## START Data to use
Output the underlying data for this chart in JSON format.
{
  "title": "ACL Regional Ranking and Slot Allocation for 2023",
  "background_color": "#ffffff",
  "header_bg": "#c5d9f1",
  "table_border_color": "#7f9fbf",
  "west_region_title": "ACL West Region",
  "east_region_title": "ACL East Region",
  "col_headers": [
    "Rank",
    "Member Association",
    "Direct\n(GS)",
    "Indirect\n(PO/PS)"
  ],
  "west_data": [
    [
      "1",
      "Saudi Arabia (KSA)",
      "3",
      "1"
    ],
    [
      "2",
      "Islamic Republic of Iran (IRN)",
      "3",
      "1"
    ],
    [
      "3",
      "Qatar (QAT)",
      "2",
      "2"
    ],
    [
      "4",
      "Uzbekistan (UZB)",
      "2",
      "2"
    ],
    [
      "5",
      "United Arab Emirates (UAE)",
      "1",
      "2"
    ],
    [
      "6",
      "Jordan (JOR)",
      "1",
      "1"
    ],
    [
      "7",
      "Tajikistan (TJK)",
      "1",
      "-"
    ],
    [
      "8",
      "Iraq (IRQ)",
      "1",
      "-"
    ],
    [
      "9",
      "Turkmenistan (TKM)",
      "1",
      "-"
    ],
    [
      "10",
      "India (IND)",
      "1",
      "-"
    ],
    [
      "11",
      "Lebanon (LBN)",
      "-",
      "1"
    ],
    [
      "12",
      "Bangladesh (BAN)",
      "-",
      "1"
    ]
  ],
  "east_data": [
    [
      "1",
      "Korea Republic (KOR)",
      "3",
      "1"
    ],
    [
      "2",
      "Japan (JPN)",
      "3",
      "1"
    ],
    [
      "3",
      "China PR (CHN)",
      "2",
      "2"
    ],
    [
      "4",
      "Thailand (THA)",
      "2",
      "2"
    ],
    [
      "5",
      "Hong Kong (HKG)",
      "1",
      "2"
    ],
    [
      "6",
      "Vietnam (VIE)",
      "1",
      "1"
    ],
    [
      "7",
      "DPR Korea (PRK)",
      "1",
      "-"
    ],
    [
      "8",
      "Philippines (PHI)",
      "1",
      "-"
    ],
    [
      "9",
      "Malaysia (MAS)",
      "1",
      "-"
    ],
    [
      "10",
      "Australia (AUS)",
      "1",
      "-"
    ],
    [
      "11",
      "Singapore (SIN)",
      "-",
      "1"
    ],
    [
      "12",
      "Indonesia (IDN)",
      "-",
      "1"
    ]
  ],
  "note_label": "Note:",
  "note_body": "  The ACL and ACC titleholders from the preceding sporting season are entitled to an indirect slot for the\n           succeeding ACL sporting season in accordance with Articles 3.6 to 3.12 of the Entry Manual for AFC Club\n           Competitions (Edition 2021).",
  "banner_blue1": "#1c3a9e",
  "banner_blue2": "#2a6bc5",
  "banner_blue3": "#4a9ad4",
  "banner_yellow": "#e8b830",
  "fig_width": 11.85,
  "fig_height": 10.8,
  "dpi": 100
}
## END Data to use
* Task to carry out: Return what is listed above, exactly and completely.

* Worked solution:
Output the underlying data for this chart in JSON format.
{
  "title": "ACL Regional Ranking and Slot Allocation for 2023",
  "background_color": "#ffffff",
  "header_bg": "#c5d9f1",
  "table_border_color": "#7f9fbf",
  "west_region_title": "ACL West Region",
  "east_region_title": "ACL East Region",
  "col_headers": [
    "Rank",
    "Member Association",
    "Direct\n(GS)",
    "Indirect\n(PO/PS)"
  ],
  "west_data": [
    [
      "1",
      "Saudi Arabia (KSA)",
      "3",
      "1"
    ],
    [
      "2",
      "Islamic Republic of Iran (IRN)",
      "3",
      "1"
    ],
    [
      "3",
      "Qatar (QAT)",
      "2",
      "2"
    ],
    [
      "4",
      "Uzbekistan (UZB)",
      "2",
      "2"
    ],
    [
      "5",
      "United Arab Emirates (UAE)",
      "1",
      "2"
    ],
    [
      "6",
      "Jordan (JOR)",
      "1",
      "1"
    ],
    [
      "7",
      "Tajikistan (TJK)",
      "1",
      "-"
    ],
    [
      "8",
      "Iraq (IRQ)",
      "1",
      "-"
    ],
    [
      "9",
      "Turkmenistan (TKM)",
      "1",
      "-"
    ],
    [
      "10",
      "India (IND)",
      "1",
      "-"
    ],
    [
      "11",
      "Lebanon (LBN)",
      "-",
      "1"
    ],
    [
      "12",
      "Bangladesh (BAN)",
      "-",
      "1"
    ]
  ],
  "east_data": [
    [
      "1",
      "Korea Republic (KOR)",
      "3",
      "1"
    ],
    [
      "2",
      "Japan (JPN)",
      "3",
      "1"
    ],
    [
      "3",
      "China PR (CHN)",
      "2",
      "2"
    ],
    [
      "4",
      "Thailand (THA)",
      "2",
      "2"
    ],
    [
      "5",
      "Hong Kong (HKG)",
      "1",
      "2"
    ],
    [
      "6",
      "Vietnam (VIE)",
      "1",
      "1"
    ],
    [
      "7",
      "DPR Korea (PRK)",
      "1",
      "-"
    ],
    [
      "8",
      "Philippines (PHI)",
      "1",
      "-"
    ],
    [
      "9",
      "Malaysia (MAS)",
      "1",
      "-"
    ],
    [
      "10",
      "Australia (AUS)",
      "1",
      "-"
    ],
    [
      "11",
      "Singapore (SIN)",
      "-",
      "1"
    ],
    [
      "12",
      "Indonesia (IDN)",
      "-",
      "1"
    ]
  ],
  "note_label": "Note:",
  "note_body": "  The ACL and ACC titleholders from the preceding sporting season are entitled to an indirect slot for the\n           succeeding ACL sporting season in accordance with Articles 3.6 to 3.12 of the Entry Manual for AFC Club\n           Competitions (Edition 2021).",
  "banner_blue1": "#1c3a9e",
  "banner_blue2": "#2a6bc5",
  "banner_blue3": "#4a9ad4",
  "banner_yellow": "#e8b830",
  "fig_width": 11.85,
  "fig_height": 10.8,
  "dpi": 100
}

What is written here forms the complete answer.